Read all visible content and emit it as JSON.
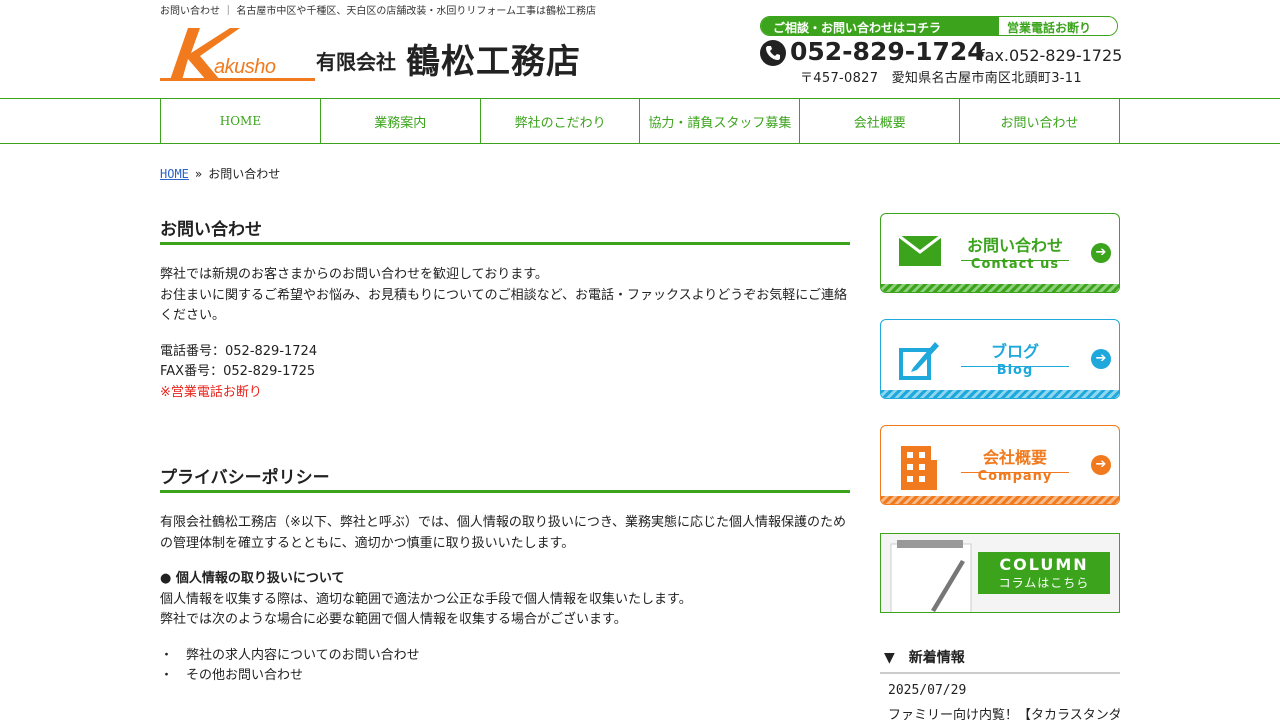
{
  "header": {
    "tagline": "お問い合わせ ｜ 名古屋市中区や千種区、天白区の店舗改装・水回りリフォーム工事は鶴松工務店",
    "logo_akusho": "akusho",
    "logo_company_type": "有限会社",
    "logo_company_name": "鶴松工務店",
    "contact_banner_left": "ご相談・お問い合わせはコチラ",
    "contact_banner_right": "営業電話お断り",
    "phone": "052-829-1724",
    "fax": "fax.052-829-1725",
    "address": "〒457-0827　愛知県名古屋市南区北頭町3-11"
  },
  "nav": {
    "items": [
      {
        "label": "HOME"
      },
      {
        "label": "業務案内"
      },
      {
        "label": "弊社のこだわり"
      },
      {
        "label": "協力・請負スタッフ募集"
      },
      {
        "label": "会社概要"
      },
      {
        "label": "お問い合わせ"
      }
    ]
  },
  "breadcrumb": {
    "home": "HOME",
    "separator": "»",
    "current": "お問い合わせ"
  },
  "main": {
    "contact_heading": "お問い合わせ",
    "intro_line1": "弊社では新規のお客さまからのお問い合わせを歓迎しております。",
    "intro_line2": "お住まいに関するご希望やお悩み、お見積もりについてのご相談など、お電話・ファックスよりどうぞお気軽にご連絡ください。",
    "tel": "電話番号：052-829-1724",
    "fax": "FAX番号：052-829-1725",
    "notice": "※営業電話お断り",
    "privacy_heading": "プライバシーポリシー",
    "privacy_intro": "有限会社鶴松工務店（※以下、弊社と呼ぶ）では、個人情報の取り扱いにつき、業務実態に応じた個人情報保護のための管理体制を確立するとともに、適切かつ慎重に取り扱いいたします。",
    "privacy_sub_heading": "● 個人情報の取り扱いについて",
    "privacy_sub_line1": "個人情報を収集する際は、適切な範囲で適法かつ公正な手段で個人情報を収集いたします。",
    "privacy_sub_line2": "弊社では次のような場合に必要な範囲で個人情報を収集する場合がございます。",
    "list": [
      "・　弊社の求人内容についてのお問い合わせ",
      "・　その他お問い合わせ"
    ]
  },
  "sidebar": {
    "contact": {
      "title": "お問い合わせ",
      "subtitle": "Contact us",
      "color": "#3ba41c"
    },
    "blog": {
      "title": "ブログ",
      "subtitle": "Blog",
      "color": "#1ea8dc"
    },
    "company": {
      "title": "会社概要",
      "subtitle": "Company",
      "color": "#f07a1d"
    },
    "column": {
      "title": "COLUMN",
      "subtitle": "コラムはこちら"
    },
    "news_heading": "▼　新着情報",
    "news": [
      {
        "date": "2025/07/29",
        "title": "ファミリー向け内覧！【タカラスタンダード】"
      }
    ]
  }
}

* * * * * * *

What you have to do
Go through the material and select each line with the string "営業電話お断り" in it.

Result for this task
    "contact_banner_right": "営業電話お断り",
    "notice": "※営業電話お断り",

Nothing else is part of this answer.